* begin *

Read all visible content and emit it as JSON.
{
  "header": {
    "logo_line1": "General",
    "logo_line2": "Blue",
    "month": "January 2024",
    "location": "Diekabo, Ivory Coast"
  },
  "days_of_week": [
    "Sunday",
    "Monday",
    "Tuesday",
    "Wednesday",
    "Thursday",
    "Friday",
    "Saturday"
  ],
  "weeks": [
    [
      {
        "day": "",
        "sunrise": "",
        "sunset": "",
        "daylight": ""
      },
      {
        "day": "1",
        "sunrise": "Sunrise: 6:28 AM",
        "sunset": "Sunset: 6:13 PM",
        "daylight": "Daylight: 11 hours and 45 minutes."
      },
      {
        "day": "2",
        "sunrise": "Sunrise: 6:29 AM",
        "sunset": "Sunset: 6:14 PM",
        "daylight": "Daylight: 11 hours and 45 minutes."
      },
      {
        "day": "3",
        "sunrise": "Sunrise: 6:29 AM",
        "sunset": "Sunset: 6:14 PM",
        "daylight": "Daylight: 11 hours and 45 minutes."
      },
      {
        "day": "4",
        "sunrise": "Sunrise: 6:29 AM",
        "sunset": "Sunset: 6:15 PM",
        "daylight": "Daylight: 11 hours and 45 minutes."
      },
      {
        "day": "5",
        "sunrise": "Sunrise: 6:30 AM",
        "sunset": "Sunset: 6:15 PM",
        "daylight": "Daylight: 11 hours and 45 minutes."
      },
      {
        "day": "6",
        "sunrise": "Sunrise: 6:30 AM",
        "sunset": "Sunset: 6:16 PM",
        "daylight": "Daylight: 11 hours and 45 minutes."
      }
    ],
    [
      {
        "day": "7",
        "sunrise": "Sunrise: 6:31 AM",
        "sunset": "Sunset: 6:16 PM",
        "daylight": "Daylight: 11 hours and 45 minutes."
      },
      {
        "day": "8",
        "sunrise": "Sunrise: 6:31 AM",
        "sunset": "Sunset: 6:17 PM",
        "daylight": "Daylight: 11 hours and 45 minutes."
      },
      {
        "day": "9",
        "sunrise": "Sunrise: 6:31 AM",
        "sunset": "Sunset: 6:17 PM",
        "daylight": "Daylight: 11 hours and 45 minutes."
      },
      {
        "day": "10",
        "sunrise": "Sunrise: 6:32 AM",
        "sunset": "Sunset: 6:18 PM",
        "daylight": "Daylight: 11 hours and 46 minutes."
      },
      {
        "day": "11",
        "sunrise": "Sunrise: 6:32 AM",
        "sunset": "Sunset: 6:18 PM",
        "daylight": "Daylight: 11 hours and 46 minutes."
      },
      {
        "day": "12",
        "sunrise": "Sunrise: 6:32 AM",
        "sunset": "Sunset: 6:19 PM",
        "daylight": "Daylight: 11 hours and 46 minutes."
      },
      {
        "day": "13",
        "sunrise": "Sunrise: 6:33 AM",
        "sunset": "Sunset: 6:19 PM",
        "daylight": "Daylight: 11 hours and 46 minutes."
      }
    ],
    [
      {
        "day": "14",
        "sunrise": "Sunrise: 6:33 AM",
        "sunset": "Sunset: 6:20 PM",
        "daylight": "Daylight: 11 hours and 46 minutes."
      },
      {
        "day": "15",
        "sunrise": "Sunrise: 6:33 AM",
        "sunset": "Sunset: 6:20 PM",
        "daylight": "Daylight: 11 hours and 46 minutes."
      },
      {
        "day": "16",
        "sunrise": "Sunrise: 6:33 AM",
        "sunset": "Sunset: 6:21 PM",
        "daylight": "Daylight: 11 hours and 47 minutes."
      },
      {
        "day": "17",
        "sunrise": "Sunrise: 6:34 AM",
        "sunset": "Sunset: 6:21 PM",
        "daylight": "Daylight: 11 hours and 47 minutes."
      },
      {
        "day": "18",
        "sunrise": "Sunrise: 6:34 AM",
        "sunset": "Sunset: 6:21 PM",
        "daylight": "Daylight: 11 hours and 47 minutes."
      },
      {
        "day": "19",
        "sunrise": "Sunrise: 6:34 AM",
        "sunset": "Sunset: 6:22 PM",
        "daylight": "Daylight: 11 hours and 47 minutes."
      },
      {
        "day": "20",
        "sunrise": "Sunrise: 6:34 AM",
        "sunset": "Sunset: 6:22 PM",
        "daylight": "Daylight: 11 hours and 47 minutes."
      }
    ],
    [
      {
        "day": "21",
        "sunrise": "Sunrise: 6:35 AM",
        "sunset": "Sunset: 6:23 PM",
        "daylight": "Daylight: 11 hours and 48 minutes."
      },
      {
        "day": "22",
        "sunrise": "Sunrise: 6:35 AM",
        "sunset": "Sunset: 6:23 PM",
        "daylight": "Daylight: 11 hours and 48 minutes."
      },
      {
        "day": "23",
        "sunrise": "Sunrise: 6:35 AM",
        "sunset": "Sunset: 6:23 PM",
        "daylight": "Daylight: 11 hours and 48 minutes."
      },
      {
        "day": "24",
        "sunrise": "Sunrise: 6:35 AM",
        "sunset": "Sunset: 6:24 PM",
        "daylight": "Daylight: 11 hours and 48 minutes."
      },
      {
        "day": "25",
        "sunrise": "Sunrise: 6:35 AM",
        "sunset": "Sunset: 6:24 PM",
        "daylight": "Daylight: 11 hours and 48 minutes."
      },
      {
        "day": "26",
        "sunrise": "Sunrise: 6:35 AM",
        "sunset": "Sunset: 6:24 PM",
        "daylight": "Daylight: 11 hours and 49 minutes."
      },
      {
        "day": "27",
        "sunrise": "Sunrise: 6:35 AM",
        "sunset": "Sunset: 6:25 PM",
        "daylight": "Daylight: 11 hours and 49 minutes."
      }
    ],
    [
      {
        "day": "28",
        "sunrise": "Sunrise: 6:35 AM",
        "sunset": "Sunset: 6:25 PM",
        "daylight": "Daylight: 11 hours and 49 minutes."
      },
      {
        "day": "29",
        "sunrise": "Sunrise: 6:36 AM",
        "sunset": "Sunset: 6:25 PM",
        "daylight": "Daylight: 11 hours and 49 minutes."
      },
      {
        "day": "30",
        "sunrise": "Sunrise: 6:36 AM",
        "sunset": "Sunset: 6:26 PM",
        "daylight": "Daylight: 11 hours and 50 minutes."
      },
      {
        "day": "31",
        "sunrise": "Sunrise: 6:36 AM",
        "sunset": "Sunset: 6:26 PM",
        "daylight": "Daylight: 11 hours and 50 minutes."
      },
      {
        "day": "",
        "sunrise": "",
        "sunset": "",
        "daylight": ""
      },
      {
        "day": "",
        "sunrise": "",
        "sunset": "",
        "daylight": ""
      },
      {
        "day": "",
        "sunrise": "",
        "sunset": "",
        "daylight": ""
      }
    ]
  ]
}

* end *

Reproduce the material above without altering a single character.

Read all visible content and emit it as JSON.
{
  "header": {
    "logo_line1": "General",
    "logo_line2": "Blue",
    "month": "January 2024",
    "location": "Diekabo, Ivory Coast"
  },
  "days_of_week": [
    "Sunday",
    "Monday",
    "Tuesday",
    "Wednesday",
    "Thursday",
    "Friday",
    "Saturday"
  ],
  "weeks": [
    [
      {
        "day": "",
        "sunrise": "",
        "sunset": "",
        "daylight": ""
      },
      {
        "day": "1",
        "sunrise": "Sunrise: 6:28 AM",
        "sunset": "Sunset: 6:13 PM",
        "daylight": "Daylight: 11 hours and 45 minutes."
      },
      {
        "day": "2",
        "sunrise": "Sunrise: 6:29 AM",
        "sunset": "Sunset: 6:14 PM",
        "daylight": "Daylight: 11 hours and 45 minutes."
      },
      {
        "day": "3",
        "sunrise": "Sunrise: 6:29 AM",
        "sunset": "Sunset: 6:14 PM",
        "daylight": "Daylight: 11 hours and 45 minutes."
      },
      {
        "day": "4",
        "sunrise": "Sunrise: 6:29 AM",
        "sunset": "Sunset: 6:15 PM",
        "daylight": "Daylight: 11 hours and 45 minutes."
      },
      {
        "day": "5",
        "sunrise": "Sunrise: 6:30 AM",
        "sunset": "Sunset: 6:15 PM",
        "daylight": "Daylight: 11 hours and 45 minutes."
      },
      {
        "day": "6",
        "sunrise": "Sunrise: 6:30 AM",
        "sunset": "Sunset: 6:16 PM",
        "daylight": "Daylight: 11 hours and 45 minutes."
      }
    ],
    [
      {
        "day": "7",
        "sunrise": "Sunrise: 6:31 AM",
        "sunset": "Sunset: 6:16 PM",
        "daylight": "Daylight: 11 hours and 45 minutes."
      },
      {
        "day": "8",
        "sunrise": "Sunrise: 6:31 AM",
        "sunset": "Sunset: 6:17 PM",
        "daylight": "Daylight: 11 hours and 45 minutes."
      },
      {
        "day": "9",
        "sunrise": "Sunrise: 6:31 AM",
        "sunset": "Sunset: 6:17 PM",
        "daylight": "Daylight: 11 hours and 45 minutes."
      },
      {
        "day": "10",
        "sunrise": "Sunrise: 6:32 AM",
        "sunset": "Sunset: 6:18 PM",
        "daylight": "Daylight: 11 hours and 46 minutes."
      },
      {
        "day": "11",
        "sunrise": "Sunrise: 6:32 AM",
        "sunset": "Sunset: 6:18 PM",
        "daylight": "Daylight: 11 hours and 46 minutes."
      },
      {
        "day": "12",
        "sunrise": "Sunrise: 6:32 AM",
        "sunset": "Sunset: 6:19 PM",
        "daylight": "Daylight: 11 hours and 46 minutes."
      },
      {
        "day": "13",
        "sunrise": "Sunrise: 6:33 AM",
        "sunset": "Sunset: 6:19 PM",
        "daylight": "Daylight: 11 hours and 46 minutes."
      }
    ],
    [
      {
        "day": "14",
        "sunrise": "Sunrise: 6:33 AM",
        "sunset": "Sunset: 6:20 PM",
        "daylight": "Daylight: 11 hours and 46 minutes."
      },
      {
        "day": "15",
        "sunrise": "Sunrise: 6:33 AM",
        "sunset": "Sunset: 6:20 PM",
        "daylight": "Daylight: 11 hours and 46 minutes."
      },
      {
        "day": "16",
        "sunrise": "Sunrise: 6:33 AM",
        "sunset": "Sunset: 6:21 PM",
        "daylight": "Daylight: 11 hours and 47 minutes."
      },
      {
        "day": "17",
        "sunrise": "Sunrise: 6:34 AM",
        "sunset": "Sunset: 6:21 PM",
        "daylight": "Daylight: 11 hours and 47 minutes."
      },
      {
        "day": "18",
        "sunrise": "Sunrise: 6:34 AM",
        "sunset": "Sunset: 6:21 PM",
        "daylight": "Daylight: 11 hours and 47 minutes."
      },
      {
        "day": "19",
        "sunrise": "Sunrise: 6:34 AM",
        "sunset": "Sunset: 6:22 PM",
        "daylight": "Daylight: 11 hours and 47 minutes."
      },
      {
        "day": "20",
        "sunrise": "Sunrise: 6:34 AM",
        "sunset": "Sunset: 6:22 PM",
        "daylight": "Daylight: 11 hours and 47 minutes."
      }
    ],
    [
      {
        "day": "21",
        "sunrise": "Sunrise: 6:35 AM",
        "sunset": "Sunset: 6:23 PM",
        "daylight": "Daylight: 11 hours and 48 minutes."
      },
      {
        "day": "22",
        "sunrise": "Sunrise: 6:35 AM",
        "sunset": "Sunset: 6:23 PM",
        "daylight": "Daylight: 11 hours and 48 minutes."
      },
      {
        "day": "23",
        "sunrise": "Sunrise: 6:35 AM",
        "sunset": "Sunset: 6:23 PM",
        "daylight": "Daylight: 11 hours and 48 minutes."
      },
      {
        "day": "24",
        "sunrise": "Sunrise: 6:35 AM",
        "sunset": "Sunset: 6:24 PM",
        "daylight": "Daylight: 11 hours and 48 minutes."
      },
      {
        "day": "25",
        "sunrise": "Sunrise: 6:35 AM",
        "sunset": "Sunset: 6:24 PM",
        "daylight": "Daylight: 11 hours and 48 minutes."
      },
      {
        "day": "26",
        "sunrise": "Sunrise: 6:35 AM",
        "sunset": "Sunset: 6:24 PM",
        "daylight": "Daylight: 11 hours and 49 minutes."
      },
      {
        "day": "27",
        "sunrise": "Sunrise: 6:35 AM",
        "sunset": "Sunset: 6:25 PM",
        "daylight": "Daylight: 11 hours and 49 minutes."
      }
    ],
    [
      {
        "day": "28",
        "sunrise": "Sunrise: 6:35 AM",
        "sunset": "Sunset: 6:25 PM",
        "daylight": "Daylight: 11 hours and 49 minutes."
      },
      {
        "day": "29",
        "sunrise": "Sunrise: 6:36 AM",
        "sunset": "Sunset: 6:25 PM",
        "daylight": "Daylight: 11 hours and 49 minutes."
      },
      {
        "day": "30",
        "sunrise": "Sunrise: 6:36 AM",
        "sunset": "Sunset: 6:26 PM",
        "daylight": "Daylight: 11 hours and 50 minutes."
      },
      {
        "day": "31",
        "sunrise": "Sunrise: 6:36 AM",
        "sunset": "Sunset: 6:26 PM",
        "daylight": "Daylight: 11 hours and 50 minutes."
      },
      {
        "day": "",
        "sunrise": "",
        "sunset": "",
        "daylight": ""
      },
      {
        "day": "",
        "sunrise": "",
        "sunset": "",
        "daylight": ""
      },
      {
        "day": "",
        "sunrise": "",
        "sunset": "",
        "daylight": ""
      }
    ]
  ]
}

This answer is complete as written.